____ Provided records
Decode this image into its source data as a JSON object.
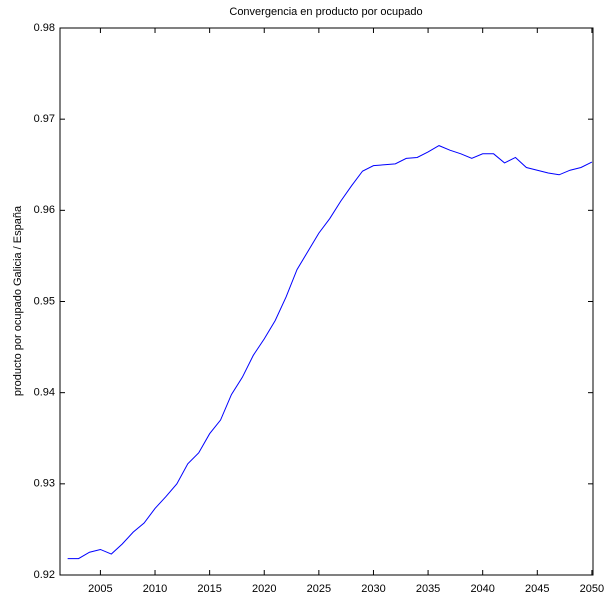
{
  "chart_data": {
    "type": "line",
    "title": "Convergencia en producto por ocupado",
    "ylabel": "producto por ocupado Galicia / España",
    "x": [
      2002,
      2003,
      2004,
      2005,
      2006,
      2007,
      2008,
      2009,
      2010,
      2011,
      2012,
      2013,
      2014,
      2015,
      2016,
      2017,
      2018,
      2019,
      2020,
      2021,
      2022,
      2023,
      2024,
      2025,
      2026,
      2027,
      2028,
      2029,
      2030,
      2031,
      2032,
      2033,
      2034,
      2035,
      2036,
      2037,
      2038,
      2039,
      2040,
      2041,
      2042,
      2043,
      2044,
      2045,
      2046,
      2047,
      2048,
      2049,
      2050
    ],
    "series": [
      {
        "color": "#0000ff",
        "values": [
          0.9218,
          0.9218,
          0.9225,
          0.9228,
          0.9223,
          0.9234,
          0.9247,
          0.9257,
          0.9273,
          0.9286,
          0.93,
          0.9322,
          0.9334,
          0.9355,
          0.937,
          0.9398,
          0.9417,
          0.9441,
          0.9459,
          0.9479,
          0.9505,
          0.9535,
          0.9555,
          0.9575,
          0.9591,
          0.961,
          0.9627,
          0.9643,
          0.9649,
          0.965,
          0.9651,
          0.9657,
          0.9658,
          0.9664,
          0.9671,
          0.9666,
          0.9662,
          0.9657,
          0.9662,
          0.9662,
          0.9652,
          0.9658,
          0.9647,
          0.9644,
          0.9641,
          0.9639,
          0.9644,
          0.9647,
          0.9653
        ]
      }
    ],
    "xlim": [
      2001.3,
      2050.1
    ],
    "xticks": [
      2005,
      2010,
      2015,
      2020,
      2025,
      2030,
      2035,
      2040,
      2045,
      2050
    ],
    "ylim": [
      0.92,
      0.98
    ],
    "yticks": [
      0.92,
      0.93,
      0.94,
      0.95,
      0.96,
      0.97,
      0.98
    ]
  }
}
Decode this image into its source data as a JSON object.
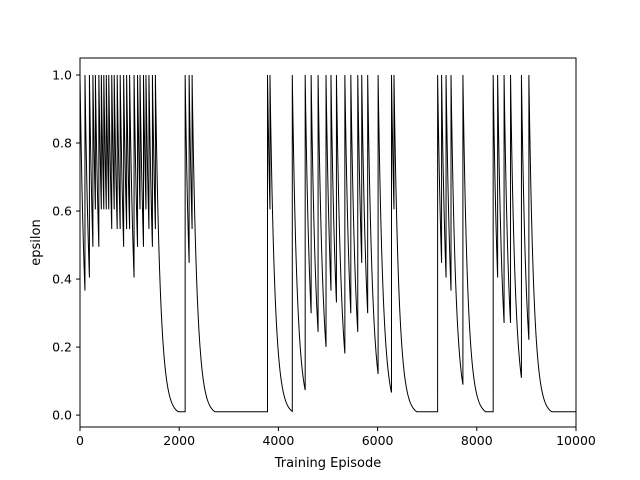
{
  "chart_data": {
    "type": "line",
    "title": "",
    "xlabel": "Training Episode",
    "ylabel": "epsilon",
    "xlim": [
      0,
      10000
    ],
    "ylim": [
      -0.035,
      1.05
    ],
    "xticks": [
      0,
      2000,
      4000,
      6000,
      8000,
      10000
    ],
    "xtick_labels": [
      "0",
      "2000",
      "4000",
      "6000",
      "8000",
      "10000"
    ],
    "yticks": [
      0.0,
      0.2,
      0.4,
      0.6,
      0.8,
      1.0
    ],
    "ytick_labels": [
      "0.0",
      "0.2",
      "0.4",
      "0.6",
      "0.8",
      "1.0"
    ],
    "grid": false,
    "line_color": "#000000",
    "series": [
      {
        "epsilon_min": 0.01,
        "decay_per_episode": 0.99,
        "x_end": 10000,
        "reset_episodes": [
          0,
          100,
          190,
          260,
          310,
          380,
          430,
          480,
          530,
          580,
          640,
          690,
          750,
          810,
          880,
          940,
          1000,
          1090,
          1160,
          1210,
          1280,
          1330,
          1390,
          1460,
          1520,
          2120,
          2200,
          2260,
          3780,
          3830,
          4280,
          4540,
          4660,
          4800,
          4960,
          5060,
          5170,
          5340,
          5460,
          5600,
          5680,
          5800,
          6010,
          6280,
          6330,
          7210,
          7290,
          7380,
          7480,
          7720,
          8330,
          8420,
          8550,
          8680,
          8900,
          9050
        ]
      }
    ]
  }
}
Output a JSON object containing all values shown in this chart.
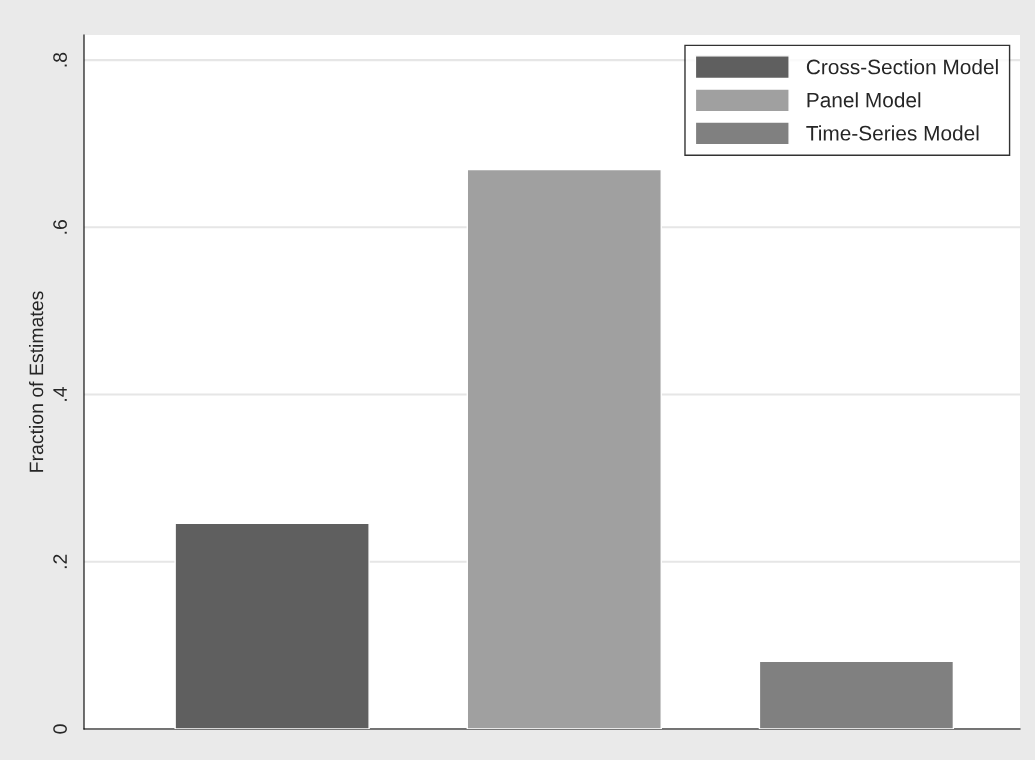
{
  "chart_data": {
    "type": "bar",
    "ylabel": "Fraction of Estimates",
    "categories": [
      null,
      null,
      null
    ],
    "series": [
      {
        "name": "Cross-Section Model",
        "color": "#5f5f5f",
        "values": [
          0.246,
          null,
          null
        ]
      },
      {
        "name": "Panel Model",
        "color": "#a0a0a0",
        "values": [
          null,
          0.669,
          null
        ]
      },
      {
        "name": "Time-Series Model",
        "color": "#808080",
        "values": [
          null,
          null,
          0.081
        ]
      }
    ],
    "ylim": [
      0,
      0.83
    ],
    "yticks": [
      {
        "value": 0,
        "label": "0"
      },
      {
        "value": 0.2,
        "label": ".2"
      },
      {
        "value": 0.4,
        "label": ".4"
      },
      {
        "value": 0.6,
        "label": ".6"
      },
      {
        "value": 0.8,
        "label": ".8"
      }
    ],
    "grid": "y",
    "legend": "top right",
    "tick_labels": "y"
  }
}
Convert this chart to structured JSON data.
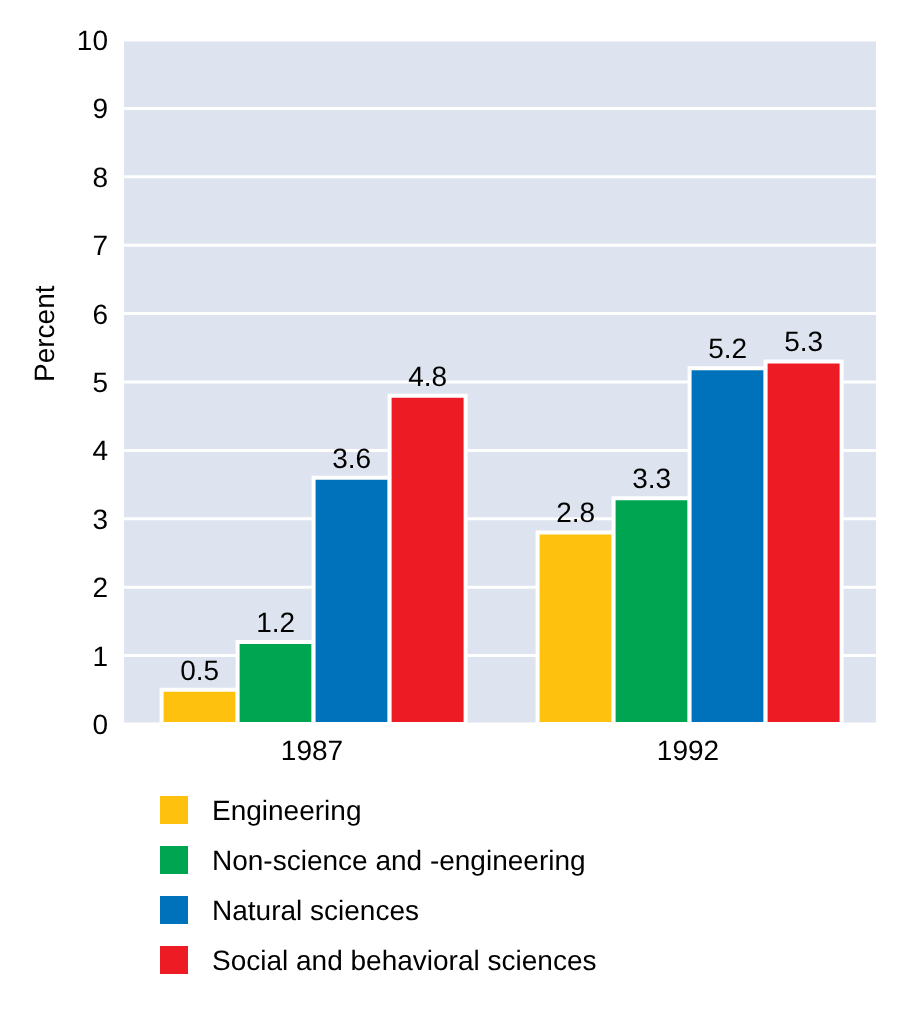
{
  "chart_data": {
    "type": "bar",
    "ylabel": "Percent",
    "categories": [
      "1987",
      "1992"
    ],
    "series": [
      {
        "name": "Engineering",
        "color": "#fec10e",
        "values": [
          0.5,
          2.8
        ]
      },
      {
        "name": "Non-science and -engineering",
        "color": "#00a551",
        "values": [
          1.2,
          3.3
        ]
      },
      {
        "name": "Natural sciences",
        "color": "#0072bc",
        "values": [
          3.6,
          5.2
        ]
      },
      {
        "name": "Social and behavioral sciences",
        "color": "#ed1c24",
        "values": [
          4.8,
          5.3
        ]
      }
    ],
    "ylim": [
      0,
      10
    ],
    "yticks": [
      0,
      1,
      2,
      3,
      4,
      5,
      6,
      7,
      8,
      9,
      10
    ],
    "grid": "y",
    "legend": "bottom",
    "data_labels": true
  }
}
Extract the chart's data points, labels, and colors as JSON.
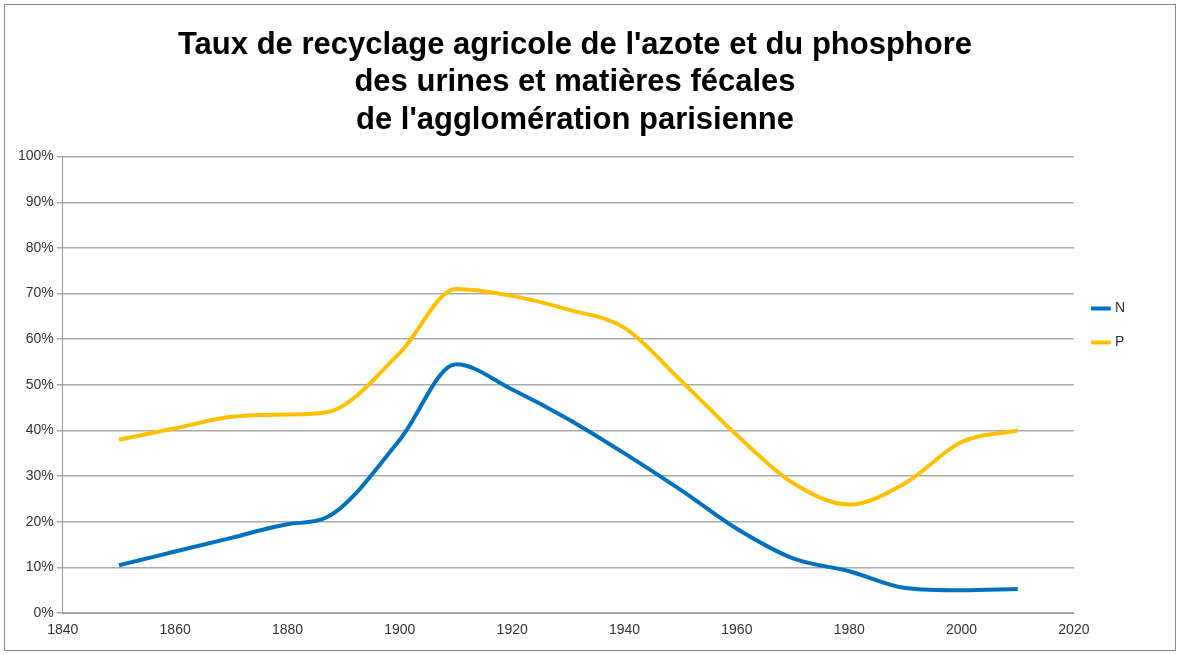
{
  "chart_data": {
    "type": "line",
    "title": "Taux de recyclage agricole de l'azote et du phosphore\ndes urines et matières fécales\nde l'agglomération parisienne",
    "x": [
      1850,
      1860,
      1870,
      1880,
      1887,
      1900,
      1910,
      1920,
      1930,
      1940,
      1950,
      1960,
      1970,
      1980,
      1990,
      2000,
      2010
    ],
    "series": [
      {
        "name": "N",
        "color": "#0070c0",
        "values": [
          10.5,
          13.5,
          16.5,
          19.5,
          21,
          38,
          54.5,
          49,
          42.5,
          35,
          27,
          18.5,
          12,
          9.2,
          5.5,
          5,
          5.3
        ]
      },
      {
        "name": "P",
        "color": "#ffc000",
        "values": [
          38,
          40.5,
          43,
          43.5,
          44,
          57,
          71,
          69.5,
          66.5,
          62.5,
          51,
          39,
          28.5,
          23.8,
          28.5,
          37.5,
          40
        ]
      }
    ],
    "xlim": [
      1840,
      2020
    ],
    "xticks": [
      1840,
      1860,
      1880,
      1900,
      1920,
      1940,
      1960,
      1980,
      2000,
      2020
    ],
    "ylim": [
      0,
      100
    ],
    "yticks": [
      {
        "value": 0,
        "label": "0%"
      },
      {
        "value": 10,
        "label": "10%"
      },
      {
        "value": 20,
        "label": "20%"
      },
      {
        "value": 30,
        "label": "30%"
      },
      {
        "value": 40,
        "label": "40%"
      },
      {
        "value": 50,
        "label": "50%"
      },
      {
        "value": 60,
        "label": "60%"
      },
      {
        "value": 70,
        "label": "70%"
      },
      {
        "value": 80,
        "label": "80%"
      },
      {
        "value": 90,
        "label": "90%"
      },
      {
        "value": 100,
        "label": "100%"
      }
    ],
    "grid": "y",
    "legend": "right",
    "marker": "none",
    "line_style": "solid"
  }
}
________
» **Task to complete**
Leaving all pictures aside, quote each record exactly.

» **Result of this task**
Decode this image into its source data as a JSON object.
{
  "chart_data": {
    "type": "line",
    "title": "Convergencia en producto por ocupado",
    "ylabel": "producto por ocupado Galicia / España",
    "x": [
      2002,
      2003,
      2004,
      2005,
      2006,
      2007,
      2008,
      2009,
      2010,
      2011,
      2012,
      2013,
      2014,
      2015,
      2016,
      2017,
      2018,
      2019,
      2020,
      2021,
      2022,
      2023,
      2024,
      2025,
      2026,
      2027,
      2028,
      2029,
      2030,
      2031,
      2032,
      2033,
      2034,
      2035,
      2036,
      2037,
      2038,
      2039,
      2040,
      2041,
      2042,
      2043,
      2044,
      2045,
      2046,
      2047,
      2048,
      2049,
      2050
    ],
    "series": [
      {
        "color": "#0000ff",
        "values": [
          0.9218,
          0.9218,
          0.9225,
          0.9228,
          0.9223,
          0.9234,
          0.9247,
          0.9257,
          0.9273,
          0.9286,
          0.93,
          0.9322,
          0.9334,
          0.9355,
          0.937,
          0.9398,
          0.9417,
          0.9441,
          0.9459,
          0.9479,
          0.9505,
          0.9535,
          0.9555,
          0.9575,
          0.9591,
          0.961,
          0.9627,
          0.9643,
          0.9649,
          0.965,
          0.9651,
          0.9657,
          0.9658,
          0.9664,
          0.9671,
          0.9666,
          0.9662,
          0.9657,
          0.9662,
          0.9662,
          0.9652,
          0.9658,
          0.9647,
          0.9644,
          0.9641,
          0.9639,
          0.9644,
          0.9647,
          0.9653
        ]
      }
    ],
    "xlim": [
      2001.3,
      2050.1
    ],
    "xticks": [
      2005,
      2010,
      2015,
      2020,
      2025,
      2030,
      2035,
      2040,
      2045,
      2050
    ],
    "ylim": [
      0.92,
      0.98
    ],
    "yticks": [
      0.92,
      0.93,
      0.94,
      0.95,
      0.96,
      0.97,
      0.98
    ]
  }
}
Decode this image into its source data as a JSON object.
{
  "chart_data": {
    "type": "line",
    "title": "",
    "xlabel": "Training Episode",
    "ylabel": "epsilon",
    "xlim": [
      0,
      10000
    ],
    "ylim": [
      -0.035,
      1.05
    ],
    "xticks": [
      0,
      2000,
      4000,
      6000,
      8000,
      10000
    ],
    "xtick_labels": [
      "0",
      "2000",
      "4000",
      "6000",
      "8000",
      "10000"
    ],
    "yticks": [
      0.0,
      0.2,
      0.4,
      0.6,
      0.8,
      1.0
    ],
    "ytick_labels": [
      "0.0",
      "0.2",
      "0.4",
      "0.6",
      "0.8",
      "1.0"
    ],
    "grid": false,
    "line_color": "#000000",
    "series": [
      {
        "epsilon_min": 0.01,
        "decay_per_episode": 0.99,
        "x_end": 10000,
        "reset_episodes": [
          0,
          100,
          190,
          260,
          310,
          380,
          430,
          480,
          530,
          580,
          640,
          690,
          750,
          810,
          880,
          940,
          1000,
          1090,
          1160,
          1210,
          1280,
          1330,
          1390,
          1460,
          1520,
          2120,
          2200,
          2260,
          3780,
          3830,
          4280,
          4540,
          4660,
          4800,
          4960,
          5060,
          5170,
          5340,
          5460,
          5600,
          5680,
          5800,
          6010,
          6280,
          6330,
          7210,
          7290,
          7380,
          7480,
          7720,
          8330,
          8420,
          8550,
          8680,
          8900,
          9050
        ]
      }
    ]
  }
}
Output a JSON object containing all values shown in this chart.
{
  "chart_data": {
    "type": "bar",
    "ylabel": "Fraction of Estimates",
    "categories": [
      null,
      null,
      null
    ],
    "series": [
      {
        "name": "Cross-Section Model",
        "color": "#5f5f5f",
        "values": [
          0.246,
          null,
          null
        ]
      },
      {
        "name": "Panel Model",
        "color": "#a0a0a0",
        "values": [
          null,
          0.669,
          null
        ]
      },
      {
        "name": "Time-Series Model",
        "color": "#808080",
        "values": [
          null,
          null,
          0.081
        ]
      }
    ],
    "ylim": [
      0,
      0.83
    ],
    "yticks": [
      {
        "value": 0,
        "label": "0"
      },
      {
        "value": 0.2,
        "label": ".2"
      },
      {
        "value": 0.4,
        "label": ".4"
      },
      {
        "value": 0.6,
        "label": ".6"
      },
      {
        "value": 0.8,
        "label": ".8"
      }
    ],
    "grid": "y",
    "legend": "top right",
    "tick_labels": "y"
  }
}
Convert this chart to structured JSON data.
{
  "chart_data": {
    "type": "bar",
    "ylabel": "Percent",
    "categories": [
      "1987",
      "1992"
    ],
    "series": [
      {
        "name": "Engineering",
        "color": "#fec10e",
        "values": [
          0.5,
          2.8
        ]
      },
      {
        "name": "Non-science and -engineering",
        "color": "#00a551",
        "values": [
          1.2,
          3.3
        ]
      },
      {
        "name": "Natural sciences",
        "color": "#0072bc",
        "values": [
          3.6,
          5.2
        ]
      },
      {
        "name": "Social and behavioral sciences",
        "color": "#ed1c24",
        "values": [
          4.8,
          5.3
        ]
      }
    ],
    "ylim": [
      0,
      10
    ],
    "yticks": [
      0,
      1,
      2,
      3,
      4,
      5,
      6,
      7,
      8,
      9,
      10
    ],
    "grid": "y",
    "legend": "bottom",
    "data_labels": true
  }
}
Extract the chart's data points, labels, and colors as JSON.
{
  "chart_data": {
    "type": "line",
    "title": "Taux de recyclage agricole de l'azote et du phosphore\ndes urines et matières fécales\nde l'agglomération parisienne",
    "x": [
      1850,
      1860,
      1870,
      1880,
      1887,
      1900,
      1910,
      1920,
      1930,
      1940,
      1950,
      1960,
      1970,
      1980,
      1990,
      2000,
      2010
    ],
    "series": [
      {
        "name": "N",
        "color": "#0070c0",
        "values": [
          10.5,
          13.5,
          16.5,
          19.5,
          21,
          38,
          54.5,
          49,
          42.5,
          35,
          27,
          18.5,
          12,
          9.2,
          5.5,
          5,
          5.3
        ]
      },
      {
        "name": "P",
        "color": "#ffc000",
        "values": [
          38,
          40.5,
          43,
          43.5,
          44,
          57,
          71,
          69.5,
          66.5,
          62.5,
          51,
          39,
          28.5,
          23.8,
          28.5,
          37.5,
          40
        ]
      }
    ],
    "xlim": [
      1840,
      2020
    ],
    "xticks": [
      1840,
      1860,
      1880,
      1900,
      1920,
      1940,
      1960,
      1980,
      2000,
      2020
    ],
    "ylim": [
      0,
      100
    ],
    "yticks": [
      {
        "value": 0,
        "label": "0%"
      },
      {
        "value": 10,
        "label": "10%"
      },
      {
        "value": 20,
        "label": "20%"
      },
      {
        "value": 30,
        "label": "30%"
      },
      {
        "value": 40,
        "label": "40%"
      },
      {
        "value": 50,
        "label": "50%"
      },
      {
        "value": 60,
        "label": "60%"
      },
      {
        "value": 70,
        "label": "70%"
      },
      {
        "value": 80,
        "label": "80%"
      },
      {
        "value": 90,
        "label": "90%"
      },
      {
        "value": 100,
        "label": "100%"
      }
    ],
    "grid": "y",
    "legend": "right",
    "marker": "none",
    "line_style": "solid"
  }
}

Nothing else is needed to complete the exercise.